- **SHORT EXERCISE**: Can you rewrite the stretch of data from its start through the line containing "badge rim line [536, 234, 738, 242]", replacing "podium" with "platform" and leaving everything else unchanged?

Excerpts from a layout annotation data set
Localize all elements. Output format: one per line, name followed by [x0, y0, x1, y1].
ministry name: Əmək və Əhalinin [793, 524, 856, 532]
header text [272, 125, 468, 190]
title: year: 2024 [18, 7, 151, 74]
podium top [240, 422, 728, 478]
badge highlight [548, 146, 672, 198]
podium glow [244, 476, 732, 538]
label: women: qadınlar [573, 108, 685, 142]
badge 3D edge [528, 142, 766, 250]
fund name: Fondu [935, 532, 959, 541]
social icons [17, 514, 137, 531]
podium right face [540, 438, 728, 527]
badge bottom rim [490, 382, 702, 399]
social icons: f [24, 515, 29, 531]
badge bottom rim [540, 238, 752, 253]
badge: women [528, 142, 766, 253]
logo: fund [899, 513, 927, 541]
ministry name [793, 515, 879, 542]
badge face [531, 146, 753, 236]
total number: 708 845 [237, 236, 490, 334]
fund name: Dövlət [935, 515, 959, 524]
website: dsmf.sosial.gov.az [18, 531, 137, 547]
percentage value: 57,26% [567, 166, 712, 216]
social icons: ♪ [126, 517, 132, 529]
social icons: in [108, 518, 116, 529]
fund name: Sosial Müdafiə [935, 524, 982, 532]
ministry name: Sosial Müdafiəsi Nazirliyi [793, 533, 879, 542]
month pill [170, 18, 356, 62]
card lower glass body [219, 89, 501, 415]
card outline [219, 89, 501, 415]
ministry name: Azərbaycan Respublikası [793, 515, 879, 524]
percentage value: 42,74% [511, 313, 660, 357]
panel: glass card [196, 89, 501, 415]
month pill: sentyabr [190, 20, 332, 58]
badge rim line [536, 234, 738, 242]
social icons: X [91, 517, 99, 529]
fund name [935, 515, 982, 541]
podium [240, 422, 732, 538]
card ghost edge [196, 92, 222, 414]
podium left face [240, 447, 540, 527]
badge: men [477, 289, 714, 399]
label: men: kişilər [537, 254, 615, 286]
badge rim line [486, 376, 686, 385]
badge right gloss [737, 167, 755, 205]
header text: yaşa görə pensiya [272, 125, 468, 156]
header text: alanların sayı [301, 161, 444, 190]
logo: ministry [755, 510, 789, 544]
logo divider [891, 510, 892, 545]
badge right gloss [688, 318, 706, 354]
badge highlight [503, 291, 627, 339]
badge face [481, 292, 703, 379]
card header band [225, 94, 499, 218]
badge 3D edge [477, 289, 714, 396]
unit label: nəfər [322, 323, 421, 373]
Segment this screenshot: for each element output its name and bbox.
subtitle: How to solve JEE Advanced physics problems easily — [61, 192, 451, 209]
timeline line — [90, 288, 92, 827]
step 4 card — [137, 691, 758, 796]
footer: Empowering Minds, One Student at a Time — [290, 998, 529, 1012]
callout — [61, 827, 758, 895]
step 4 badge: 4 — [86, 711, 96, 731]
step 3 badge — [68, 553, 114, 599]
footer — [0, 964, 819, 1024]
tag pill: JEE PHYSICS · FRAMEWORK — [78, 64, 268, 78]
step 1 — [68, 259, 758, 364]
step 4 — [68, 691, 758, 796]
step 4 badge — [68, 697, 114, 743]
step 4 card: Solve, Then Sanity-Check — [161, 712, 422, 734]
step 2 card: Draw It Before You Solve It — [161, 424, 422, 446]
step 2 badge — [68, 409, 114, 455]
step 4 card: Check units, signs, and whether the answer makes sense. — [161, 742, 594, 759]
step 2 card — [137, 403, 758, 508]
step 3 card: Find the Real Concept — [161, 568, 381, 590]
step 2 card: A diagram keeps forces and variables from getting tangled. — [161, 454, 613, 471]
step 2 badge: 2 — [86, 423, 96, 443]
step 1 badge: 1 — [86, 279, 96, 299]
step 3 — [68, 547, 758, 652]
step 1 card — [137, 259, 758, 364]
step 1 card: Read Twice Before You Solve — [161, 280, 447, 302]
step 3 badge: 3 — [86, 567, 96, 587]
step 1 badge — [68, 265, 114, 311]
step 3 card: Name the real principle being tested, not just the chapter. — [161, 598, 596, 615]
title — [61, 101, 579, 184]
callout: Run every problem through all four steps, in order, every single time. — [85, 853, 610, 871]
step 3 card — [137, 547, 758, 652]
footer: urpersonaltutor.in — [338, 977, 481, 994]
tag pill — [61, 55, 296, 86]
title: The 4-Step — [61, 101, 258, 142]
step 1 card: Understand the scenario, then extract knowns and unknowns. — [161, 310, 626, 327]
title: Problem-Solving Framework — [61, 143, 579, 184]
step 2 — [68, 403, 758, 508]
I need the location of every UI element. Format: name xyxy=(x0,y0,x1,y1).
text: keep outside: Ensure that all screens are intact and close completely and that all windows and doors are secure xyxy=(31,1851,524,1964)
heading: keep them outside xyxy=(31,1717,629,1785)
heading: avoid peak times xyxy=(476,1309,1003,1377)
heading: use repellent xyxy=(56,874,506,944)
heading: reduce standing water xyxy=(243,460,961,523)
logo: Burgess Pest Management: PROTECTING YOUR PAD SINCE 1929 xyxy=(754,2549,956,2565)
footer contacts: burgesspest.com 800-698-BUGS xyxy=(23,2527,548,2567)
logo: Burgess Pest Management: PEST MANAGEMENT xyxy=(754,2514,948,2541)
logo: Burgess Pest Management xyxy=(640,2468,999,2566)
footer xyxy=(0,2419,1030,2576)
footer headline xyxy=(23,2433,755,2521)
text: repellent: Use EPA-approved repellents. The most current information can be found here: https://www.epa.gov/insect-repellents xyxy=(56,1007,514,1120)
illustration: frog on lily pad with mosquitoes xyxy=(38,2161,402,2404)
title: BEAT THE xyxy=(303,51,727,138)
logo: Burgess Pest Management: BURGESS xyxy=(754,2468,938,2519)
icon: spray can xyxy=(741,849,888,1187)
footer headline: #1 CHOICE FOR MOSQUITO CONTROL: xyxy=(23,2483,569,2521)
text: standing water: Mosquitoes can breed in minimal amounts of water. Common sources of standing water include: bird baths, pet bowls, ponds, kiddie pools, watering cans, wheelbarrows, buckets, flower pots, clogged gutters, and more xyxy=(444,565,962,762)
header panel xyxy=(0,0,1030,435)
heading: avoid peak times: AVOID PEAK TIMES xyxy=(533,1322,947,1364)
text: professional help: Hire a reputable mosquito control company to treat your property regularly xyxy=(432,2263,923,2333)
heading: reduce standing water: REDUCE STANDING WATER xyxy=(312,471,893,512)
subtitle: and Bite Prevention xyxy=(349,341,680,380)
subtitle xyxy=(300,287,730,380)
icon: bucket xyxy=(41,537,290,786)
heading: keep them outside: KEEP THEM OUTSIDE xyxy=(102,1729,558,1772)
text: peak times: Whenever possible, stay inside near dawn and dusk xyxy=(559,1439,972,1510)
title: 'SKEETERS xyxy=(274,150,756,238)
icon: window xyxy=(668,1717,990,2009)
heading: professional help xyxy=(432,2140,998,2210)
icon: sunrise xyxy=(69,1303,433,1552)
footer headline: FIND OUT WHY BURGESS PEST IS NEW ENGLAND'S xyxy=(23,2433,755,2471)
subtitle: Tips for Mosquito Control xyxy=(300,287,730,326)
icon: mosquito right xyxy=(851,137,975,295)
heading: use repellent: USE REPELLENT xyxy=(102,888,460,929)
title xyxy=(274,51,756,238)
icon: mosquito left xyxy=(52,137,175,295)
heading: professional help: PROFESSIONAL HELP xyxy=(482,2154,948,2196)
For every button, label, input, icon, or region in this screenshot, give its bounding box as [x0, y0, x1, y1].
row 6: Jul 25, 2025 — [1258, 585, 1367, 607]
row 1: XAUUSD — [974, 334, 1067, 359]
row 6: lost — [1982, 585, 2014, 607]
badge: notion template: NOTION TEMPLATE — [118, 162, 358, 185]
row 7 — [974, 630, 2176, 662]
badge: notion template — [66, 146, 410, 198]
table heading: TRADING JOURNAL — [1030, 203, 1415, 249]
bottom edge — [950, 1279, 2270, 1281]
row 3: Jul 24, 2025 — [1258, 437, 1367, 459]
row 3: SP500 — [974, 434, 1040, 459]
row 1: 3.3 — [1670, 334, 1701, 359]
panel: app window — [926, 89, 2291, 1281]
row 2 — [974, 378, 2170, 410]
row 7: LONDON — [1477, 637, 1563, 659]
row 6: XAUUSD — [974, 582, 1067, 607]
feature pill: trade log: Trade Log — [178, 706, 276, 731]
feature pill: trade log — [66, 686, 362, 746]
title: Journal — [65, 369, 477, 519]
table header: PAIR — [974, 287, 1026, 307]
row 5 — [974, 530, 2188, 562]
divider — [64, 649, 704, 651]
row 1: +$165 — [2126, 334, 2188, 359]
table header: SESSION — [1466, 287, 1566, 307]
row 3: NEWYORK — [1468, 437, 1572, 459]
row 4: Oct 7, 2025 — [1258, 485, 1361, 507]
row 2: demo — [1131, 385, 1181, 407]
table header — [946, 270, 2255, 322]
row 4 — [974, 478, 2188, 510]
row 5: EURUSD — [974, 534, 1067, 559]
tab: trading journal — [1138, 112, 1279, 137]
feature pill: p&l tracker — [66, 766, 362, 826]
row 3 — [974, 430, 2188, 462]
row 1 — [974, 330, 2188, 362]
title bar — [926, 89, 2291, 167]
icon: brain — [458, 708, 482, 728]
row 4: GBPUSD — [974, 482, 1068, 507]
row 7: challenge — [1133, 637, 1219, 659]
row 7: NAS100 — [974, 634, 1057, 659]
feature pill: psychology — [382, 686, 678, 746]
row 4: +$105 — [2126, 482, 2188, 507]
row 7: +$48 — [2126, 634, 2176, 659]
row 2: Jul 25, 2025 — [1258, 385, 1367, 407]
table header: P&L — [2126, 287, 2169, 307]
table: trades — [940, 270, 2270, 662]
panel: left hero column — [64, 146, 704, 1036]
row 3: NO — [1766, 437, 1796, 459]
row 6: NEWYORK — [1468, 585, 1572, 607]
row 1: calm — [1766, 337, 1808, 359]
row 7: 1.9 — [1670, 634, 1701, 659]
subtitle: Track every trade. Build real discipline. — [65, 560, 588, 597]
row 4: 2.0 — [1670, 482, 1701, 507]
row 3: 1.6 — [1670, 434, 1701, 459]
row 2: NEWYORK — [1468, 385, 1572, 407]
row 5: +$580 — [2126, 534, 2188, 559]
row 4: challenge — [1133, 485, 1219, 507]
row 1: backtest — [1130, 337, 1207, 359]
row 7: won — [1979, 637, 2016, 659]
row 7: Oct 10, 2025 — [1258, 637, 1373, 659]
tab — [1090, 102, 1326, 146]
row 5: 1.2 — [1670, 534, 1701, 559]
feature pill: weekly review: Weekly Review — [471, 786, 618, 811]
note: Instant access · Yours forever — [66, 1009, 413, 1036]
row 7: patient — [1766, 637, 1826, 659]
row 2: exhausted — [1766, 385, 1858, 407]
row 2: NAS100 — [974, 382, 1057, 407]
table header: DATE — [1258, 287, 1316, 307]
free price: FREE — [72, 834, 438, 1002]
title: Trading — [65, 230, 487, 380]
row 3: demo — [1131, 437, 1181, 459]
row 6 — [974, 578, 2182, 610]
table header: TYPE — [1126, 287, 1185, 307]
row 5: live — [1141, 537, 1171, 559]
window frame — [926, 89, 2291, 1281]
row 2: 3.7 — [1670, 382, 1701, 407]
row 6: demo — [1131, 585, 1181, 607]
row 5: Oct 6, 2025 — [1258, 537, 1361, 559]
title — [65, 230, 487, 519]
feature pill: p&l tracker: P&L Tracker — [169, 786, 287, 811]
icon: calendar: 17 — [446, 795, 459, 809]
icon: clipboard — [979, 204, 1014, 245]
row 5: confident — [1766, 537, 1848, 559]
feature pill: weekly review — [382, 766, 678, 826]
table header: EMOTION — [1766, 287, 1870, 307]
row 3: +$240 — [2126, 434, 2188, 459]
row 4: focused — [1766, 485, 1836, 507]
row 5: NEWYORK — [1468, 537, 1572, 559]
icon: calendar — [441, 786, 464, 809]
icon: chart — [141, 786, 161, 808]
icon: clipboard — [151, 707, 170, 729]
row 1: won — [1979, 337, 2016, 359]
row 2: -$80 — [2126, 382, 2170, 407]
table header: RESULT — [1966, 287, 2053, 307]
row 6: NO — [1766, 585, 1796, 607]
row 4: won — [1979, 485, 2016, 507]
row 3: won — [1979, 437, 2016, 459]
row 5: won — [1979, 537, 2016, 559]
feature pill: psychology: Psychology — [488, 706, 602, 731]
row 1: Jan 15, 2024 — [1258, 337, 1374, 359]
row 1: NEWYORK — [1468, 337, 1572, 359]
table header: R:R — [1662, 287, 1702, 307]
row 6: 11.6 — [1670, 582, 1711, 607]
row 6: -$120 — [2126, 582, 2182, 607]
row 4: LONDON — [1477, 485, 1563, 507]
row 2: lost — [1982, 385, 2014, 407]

- **RESULT FOR THIS EXERCISE**:
Localize all elements. Output format: one per line, name followed by [x0, y0, x1, y1].
ministry name: Əmək və Əhalinin [793, 524, 856, 532]
header text [272, 125, 468, 190]
title: year: 2024 [18, 7, 151, 74]
platform top [240, 422, 728, 478]
badge highlight [548, 146, 672, 198]
platform glow [244, 476, 732, 538]
label: women: qadınlar [573, 108, 685, 142]
badge 3D edge [528, 142, 766, 250]
fund name: Fondu [935, 532, 959, 541]
social icons [17, 514, 137, 531]
platform right face [540, 438, 728, 527]
badge bottom rim [490, 382, 702, 399]
social icons: f [24, 515, 29, 531]
badge bottom rim [540, 238, 752, 253]
badge: women [528, 142, 766, 253]
logo: fund [899, 513, 927, 541]
ministry name [793, 515, 879, 542]
badge face [531, 146, 753, 236]
total number: 708 845 [237, 236, 490, 334]
fund name: Dövlət [935, 515, 959, 524]
website: dsmf.sosial.gov.az [18, 531, 137, 547]
percentage value: 57,26% [567, 166, 712, 216]
social icons: ♪ [126, 517, 132, 529]
social icons: in [108, 518, 116, 529]
fund name: Sosial Müdafiə [935, 524, 982, 532]
ministry name: Sosial Müdafiəsi Nazirliyi [793, 533, 879, 542]
month pill [170, 18, 356, 62]
card lower glass body [219, 89, 501, 415]
card outline [219, 89, 501, 415]
ministry name: Azərbaycan Respublikası [793, 515, 879, 524]
percentage value: 42,74% [511, 313, 660, 357]
panel: glass card [196, 89, 501, 415]
month pill: sentyabr [190, 20, 332, 58]
badge rim line [536, 234, 738, 242]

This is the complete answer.